▼▼▼
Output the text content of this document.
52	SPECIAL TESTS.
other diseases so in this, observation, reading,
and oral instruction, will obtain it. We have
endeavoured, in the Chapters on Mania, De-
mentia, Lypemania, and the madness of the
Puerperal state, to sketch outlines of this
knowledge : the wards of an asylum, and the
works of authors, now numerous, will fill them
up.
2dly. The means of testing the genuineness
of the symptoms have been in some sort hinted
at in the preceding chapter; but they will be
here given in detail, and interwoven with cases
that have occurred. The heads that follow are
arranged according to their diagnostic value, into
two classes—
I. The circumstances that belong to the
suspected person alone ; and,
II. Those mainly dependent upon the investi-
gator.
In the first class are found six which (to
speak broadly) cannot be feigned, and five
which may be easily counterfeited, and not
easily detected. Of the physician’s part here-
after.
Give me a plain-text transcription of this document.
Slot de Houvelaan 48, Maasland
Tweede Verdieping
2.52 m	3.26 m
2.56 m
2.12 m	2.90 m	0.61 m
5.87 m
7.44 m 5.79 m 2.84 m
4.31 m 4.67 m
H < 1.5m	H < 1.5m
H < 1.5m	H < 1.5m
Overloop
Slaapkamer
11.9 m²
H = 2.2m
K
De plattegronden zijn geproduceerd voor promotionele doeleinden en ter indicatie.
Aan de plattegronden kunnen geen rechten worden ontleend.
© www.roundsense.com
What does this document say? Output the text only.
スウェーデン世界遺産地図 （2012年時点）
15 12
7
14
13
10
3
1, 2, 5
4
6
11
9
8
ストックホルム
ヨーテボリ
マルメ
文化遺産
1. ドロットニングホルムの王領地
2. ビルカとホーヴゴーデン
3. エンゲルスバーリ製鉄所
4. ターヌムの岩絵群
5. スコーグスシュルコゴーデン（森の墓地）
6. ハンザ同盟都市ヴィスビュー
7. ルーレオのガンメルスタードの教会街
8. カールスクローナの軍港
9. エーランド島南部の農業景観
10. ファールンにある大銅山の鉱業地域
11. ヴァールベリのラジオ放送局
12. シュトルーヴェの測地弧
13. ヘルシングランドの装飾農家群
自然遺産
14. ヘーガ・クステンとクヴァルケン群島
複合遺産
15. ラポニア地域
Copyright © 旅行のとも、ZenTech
▲▲▲
* What the exercise asks
Pull out all lines containing "which".

* Output of the exercise
In the first class are found six which (to
which may be easily counterfeited, and not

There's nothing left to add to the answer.